■ **EXERCISE PASSAGE**
The molecular method based on real-time PCR was used to determine the occurrence of C. tyrobutyricum in the matrix components of the three different farms object of the study (Table 1).

TABLE 1

Table 1. Real-time PCR values of Clostridium tyrobutyricum contamination (CFU/mL) within the different matrices and in the TMR, across the three farms and the four different periods.

Briefly, in all three farms, samples of TMR and related components were taken in four different periods, whereas residue samples (TMR and silage residues) were taken only during one period (December 2021). Average C. tyrobutyricum contamination levels of the feed constituting the TMR and the TMR and silage residues, are shown in Tables 1, 2.

TABLE 2

Table 2. Real-time PCR values of Clostridium tyrobutyricum contamination (CFU/mL) in residues, across the three farms sampled in December 2021.

Regarding Farm 1, for the category corn silage, values below the LOD were detected in all four periods. For the category other silage, contamination of 4.8 Log CFU/mL was detected in March and December 2021, whereas in Januaryand July 2020, contamination below the LOD was determined. The analysis of alfalfa hay was possible in the winter period only, due to farm availability of this matrix: in January 2020 it showed a mean value of 2 Log CFU/mL. Considering TMR, an average of 6.7 Log CFU/mL was detected along the four periods.

In Farm 2, with regards to corn silage, an increase of 4.8 Log was found compared to farm 1. For other silage, a concentration of 2.5 Log CFU/mL was estimated in July 2020 only. As in the case of Farm 1, alfalfa hay was sampled in the winter period only with values below the LOD. An additional category was sampled in Farm 2, namely other hay, where values below the LOD were presented. TMR showed instead an average value of 5.8 Log CFU/mL throughout all considered periods.

In the case of Farm 3, contaminations across the four periods were highly variable for two categories: corn silage and other silage (Table 1). Specifically, when considering March and December 2021, an approximately 6 Log decrease was observed (from 5.9 Log CFU/mL to values below the LOD) for corn silage. Regarding other silage, the same trend was evidenced from July 2020 to December 2021. Categories other hay and wet co-products were sampled in March 2021 with values below the LOD and 6.6 Log CFU/mL, respectively. For TMR, an average value of 6.4 Log CFU/mL was determined, with highest counts in March 2021.

In December 2021, additional samples were collected from the residues of silage (both corn and small grain silage) and TMR (both from the mixing wagon and the manger leftovers). On all farms, these residues amounted to approximately 100 kg at each sampling point and had contamination values in the range of 3.7–6.6 Log CFU/mL (Table 2).

The comparison between C. tyrobutyricum contamination values within the silage and its residues after 24 h from de-ensiling, showed a higher contamination within the residues than the silages not yet de-ensiled. As a further confirmation of this finding, the sampling of the TMR residues that remain in the mixer wagon and in the manger for 24 h, showed a similar trend, with higher level of contamination within the residues than fresh TMR.

■ **REQUIRED WORK**
Can you copy the part of the C. tyrobutyricum contamination passage that opens with "In December 2021, additional" and closes with "CFU/mL (Table 2).", switching "mixing wagon" to "feed mixer"?

■ **SOURCE MATERIAL**
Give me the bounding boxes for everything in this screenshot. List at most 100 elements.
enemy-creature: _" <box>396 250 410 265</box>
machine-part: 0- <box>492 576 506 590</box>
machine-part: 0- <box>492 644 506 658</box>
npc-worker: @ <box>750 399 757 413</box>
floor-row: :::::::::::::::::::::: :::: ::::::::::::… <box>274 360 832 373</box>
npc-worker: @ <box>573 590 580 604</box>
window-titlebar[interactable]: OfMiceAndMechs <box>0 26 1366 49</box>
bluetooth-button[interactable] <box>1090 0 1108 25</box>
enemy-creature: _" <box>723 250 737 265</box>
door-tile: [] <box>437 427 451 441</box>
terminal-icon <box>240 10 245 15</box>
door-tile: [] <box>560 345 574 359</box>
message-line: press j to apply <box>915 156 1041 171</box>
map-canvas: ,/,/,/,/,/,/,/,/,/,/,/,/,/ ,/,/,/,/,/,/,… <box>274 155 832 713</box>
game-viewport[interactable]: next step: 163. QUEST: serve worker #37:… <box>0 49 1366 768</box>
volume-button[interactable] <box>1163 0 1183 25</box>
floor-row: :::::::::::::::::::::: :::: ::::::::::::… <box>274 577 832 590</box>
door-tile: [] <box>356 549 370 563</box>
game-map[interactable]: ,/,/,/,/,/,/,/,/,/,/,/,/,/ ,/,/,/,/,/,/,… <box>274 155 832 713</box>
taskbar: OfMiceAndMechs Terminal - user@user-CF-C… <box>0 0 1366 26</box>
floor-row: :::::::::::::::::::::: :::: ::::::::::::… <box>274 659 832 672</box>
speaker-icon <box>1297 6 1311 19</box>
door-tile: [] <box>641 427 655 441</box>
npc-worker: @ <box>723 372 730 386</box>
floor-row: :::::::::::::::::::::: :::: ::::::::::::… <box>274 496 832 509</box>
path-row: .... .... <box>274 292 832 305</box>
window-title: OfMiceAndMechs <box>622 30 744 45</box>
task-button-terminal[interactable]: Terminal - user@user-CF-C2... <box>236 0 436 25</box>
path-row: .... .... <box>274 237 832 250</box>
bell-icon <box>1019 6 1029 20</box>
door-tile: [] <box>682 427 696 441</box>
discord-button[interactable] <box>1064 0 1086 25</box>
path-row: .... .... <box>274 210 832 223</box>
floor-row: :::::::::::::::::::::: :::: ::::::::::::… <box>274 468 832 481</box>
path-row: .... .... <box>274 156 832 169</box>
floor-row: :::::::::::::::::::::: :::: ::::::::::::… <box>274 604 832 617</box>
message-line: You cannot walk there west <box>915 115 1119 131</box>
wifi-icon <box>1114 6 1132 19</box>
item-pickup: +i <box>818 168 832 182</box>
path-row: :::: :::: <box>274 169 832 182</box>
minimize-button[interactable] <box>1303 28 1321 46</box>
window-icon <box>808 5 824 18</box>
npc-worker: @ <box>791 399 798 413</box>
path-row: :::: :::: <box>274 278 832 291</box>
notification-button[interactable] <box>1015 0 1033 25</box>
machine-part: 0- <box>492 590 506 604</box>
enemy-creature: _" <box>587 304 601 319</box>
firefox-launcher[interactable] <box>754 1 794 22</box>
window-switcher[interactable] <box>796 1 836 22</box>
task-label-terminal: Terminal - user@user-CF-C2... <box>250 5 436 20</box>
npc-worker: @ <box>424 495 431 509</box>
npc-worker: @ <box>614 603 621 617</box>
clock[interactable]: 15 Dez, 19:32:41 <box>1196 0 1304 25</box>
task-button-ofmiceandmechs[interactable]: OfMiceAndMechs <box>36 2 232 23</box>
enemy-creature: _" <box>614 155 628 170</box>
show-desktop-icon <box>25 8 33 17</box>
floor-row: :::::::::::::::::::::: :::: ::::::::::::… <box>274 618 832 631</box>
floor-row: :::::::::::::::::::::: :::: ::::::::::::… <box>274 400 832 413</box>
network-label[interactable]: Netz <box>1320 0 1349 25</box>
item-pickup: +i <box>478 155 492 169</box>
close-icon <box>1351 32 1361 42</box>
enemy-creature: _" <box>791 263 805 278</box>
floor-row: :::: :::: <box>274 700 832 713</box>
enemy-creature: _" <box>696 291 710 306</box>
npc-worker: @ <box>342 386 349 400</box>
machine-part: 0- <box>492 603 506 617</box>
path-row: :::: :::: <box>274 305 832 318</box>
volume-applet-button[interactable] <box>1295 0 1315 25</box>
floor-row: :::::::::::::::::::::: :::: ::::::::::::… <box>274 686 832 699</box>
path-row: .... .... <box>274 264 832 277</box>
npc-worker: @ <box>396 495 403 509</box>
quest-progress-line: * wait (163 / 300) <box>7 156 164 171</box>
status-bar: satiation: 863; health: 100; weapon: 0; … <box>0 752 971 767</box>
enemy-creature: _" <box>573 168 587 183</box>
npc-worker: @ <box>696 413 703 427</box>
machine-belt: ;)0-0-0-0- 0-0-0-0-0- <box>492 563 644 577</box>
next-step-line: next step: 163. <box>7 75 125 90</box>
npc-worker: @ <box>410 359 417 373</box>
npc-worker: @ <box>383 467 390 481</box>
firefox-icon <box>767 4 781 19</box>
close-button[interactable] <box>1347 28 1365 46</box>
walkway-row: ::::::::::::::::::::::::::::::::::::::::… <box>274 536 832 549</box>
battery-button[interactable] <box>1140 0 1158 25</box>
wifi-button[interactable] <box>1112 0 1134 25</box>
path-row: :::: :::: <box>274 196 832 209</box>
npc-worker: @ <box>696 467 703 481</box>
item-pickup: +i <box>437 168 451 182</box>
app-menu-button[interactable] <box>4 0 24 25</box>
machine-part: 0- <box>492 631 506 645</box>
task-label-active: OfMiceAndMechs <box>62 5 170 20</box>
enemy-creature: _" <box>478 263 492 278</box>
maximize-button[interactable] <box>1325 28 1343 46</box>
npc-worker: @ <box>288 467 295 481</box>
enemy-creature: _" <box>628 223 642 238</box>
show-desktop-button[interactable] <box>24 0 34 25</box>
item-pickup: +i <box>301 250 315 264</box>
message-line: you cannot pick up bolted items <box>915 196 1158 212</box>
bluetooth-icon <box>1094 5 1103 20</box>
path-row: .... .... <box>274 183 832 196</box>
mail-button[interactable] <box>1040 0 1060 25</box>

■ **RESPONSE AREA**
In December 2021, additional samples were collected from the residues of silage (both corn and small grain silage) and TMR (both from the feed mixer and the manger leftovers). On all farms, these residues amounted to approximately 100 kg at each sampling point and had contamination values in the range of 3.7–6.6 Log CFU/mL (Table 2).